### Task brief
Could you quote, exactly as they stand, the lines running from the one with "Serialize everything readable" to the final line of the material?
## start
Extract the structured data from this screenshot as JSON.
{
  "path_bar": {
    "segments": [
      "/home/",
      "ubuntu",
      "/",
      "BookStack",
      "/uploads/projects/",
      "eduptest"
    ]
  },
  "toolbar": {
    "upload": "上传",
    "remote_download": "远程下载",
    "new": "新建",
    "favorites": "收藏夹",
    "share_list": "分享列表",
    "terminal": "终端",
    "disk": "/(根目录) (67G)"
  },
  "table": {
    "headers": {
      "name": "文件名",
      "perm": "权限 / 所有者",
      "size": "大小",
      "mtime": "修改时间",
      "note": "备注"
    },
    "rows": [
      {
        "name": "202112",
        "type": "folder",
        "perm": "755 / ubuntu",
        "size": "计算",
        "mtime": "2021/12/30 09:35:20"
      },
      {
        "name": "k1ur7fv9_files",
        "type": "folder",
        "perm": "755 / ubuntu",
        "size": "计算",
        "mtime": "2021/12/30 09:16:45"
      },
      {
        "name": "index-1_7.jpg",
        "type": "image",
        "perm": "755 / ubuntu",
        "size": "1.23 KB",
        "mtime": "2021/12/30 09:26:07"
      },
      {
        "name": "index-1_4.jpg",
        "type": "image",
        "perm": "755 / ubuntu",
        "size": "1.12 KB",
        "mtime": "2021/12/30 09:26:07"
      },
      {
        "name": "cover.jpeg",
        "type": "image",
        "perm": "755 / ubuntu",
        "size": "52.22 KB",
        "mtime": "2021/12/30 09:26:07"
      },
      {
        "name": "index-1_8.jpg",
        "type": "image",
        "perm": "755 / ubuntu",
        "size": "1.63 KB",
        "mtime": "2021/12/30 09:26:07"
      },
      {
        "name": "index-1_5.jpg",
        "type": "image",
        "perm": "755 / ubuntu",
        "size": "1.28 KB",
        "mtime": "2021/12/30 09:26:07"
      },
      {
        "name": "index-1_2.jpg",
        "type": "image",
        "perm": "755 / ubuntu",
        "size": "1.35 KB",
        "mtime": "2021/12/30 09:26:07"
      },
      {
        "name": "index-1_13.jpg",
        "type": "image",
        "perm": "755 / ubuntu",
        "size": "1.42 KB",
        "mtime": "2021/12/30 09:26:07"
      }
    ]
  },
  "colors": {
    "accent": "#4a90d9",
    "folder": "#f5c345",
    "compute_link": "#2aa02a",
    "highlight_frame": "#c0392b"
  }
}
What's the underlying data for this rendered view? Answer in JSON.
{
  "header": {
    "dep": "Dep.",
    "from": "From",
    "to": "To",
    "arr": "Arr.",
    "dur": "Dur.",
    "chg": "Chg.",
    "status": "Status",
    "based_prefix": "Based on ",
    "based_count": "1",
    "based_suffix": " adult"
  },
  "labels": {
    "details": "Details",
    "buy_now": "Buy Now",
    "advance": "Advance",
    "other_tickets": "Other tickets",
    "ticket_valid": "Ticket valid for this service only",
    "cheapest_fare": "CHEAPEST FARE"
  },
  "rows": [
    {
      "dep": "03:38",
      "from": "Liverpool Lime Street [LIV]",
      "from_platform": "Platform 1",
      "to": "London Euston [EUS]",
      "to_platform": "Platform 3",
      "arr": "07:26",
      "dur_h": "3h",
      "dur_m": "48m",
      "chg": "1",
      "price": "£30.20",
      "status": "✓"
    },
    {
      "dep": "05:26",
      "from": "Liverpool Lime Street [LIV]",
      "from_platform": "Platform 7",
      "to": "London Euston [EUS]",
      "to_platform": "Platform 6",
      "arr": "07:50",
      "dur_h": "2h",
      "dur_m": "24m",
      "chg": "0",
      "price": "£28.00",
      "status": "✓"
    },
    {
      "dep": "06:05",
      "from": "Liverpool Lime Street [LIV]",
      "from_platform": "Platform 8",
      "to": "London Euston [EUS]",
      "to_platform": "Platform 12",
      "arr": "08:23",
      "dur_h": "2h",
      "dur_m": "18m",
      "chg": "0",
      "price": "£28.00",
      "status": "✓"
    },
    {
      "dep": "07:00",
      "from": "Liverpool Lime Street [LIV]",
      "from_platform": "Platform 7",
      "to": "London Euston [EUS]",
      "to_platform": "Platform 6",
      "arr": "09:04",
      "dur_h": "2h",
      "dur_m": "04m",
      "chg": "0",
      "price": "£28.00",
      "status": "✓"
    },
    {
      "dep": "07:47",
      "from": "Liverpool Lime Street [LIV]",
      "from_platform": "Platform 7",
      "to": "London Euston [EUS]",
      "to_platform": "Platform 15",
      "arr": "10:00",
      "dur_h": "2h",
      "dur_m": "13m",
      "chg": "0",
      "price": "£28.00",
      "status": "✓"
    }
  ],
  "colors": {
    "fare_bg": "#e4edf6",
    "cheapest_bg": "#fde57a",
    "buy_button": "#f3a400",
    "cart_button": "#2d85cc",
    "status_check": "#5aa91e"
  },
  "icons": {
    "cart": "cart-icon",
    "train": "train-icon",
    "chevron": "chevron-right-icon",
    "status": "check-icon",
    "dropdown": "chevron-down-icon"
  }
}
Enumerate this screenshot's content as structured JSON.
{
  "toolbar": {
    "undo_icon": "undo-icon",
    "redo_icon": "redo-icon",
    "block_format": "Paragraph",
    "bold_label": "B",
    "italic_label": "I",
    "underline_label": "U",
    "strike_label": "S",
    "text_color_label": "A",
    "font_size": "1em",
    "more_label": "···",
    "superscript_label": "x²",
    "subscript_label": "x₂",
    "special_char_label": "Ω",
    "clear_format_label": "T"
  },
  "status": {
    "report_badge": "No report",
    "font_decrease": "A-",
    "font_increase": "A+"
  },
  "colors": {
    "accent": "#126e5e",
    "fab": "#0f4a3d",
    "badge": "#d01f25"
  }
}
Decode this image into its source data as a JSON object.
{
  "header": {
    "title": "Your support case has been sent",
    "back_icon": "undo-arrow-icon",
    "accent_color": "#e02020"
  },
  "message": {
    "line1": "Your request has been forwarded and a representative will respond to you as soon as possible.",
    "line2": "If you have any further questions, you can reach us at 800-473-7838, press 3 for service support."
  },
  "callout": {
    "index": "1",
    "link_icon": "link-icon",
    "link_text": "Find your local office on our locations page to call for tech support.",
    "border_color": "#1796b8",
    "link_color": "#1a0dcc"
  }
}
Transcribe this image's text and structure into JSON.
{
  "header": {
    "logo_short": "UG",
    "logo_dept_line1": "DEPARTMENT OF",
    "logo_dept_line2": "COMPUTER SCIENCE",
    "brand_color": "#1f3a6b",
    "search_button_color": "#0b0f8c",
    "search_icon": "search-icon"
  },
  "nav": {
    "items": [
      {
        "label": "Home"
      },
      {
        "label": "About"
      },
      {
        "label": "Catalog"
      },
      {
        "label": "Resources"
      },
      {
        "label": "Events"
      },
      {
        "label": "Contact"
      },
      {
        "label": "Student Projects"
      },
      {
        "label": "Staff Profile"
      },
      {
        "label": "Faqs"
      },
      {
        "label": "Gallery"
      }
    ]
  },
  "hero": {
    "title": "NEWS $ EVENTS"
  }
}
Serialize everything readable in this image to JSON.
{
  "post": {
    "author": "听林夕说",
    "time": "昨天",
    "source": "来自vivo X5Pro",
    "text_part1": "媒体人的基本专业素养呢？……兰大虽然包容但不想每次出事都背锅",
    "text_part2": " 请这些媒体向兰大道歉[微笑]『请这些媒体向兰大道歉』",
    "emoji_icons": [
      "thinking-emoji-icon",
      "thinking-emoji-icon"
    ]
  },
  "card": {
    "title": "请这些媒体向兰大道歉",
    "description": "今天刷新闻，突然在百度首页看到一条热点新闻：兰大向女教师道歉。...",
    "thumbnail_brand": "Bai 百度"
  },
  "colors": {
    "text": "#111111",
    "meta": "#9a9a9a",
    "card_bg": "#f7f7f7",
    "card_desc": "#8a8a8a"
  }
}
## end
### Completed task
Serialize everything readable in this image to JSON.
{
  "post": {
    "author": "听林夕说",
    "time": "昨天",
    "source": "来自vivo X5Pro",
    "text_part1": "媒体人的基本专业素养呢？……兰大虽然包容但不想每次出事都背锅",
    "text_part2": " 请这些媒体向兰大道歉[微笑]『请这些媒体向兰大道歉』",
    "emoji_icons": [
      "thinking-emoji-icon",
      "thinking-emoji-icon"
    ]
  },
  "card": {
    "title": "请这些媒体向兰大道歉",
    "description": "今天刷新闻，突然在百度首页看到一条热点新闻：兰大向女教师道歉。...",
    "thumbnail_brand": "Bai 百度"
  },
  "colors": {
    "text": "#111111",
    "meta": "#9a9a9a",
    "card_bg": "#f7f7f7",
    "card_desc": "#8a8a8a"
  }
}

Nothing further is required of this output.